▶ [Instruction] Report only how many lines of the entries below contain the string "valued".

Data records

··········

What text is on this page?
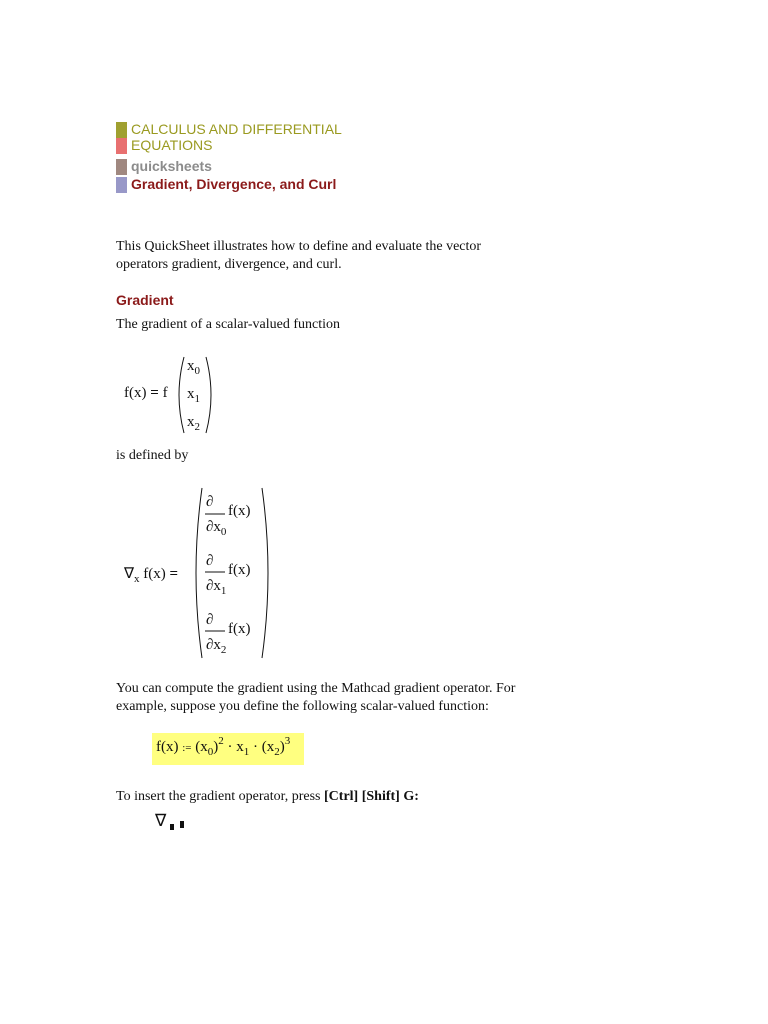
CALCULUS AND DIFFERENTIAL
EQUATIONS
quicksheets
Gradient, Divergence, and Curl
This QuickSheet illustrates how to define and evaluate the vector
operators gradient, divergence, and curl.
Gradient
The gradient of a scalar-valued function
f(x) = f
$x_0$
$x_1$
$x_2$
is defined by
$\nabla_x$ f(x) =
∂
$\partial x_0$
f(x)
∂
$\partial x_1$
f(x)
∂
$\partial x_2$
f(x)
You can compute the gradient using the Mathcad gradient operator. For
example, suppose you define the following scalar-valued function:
f(x) := $(x_0)^2 \cdot x_1 \cdot (x_2)^3$
To insert the gradient operator, press [Ctrl] [Shift] G:
∇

··········

▶ [The answer] 2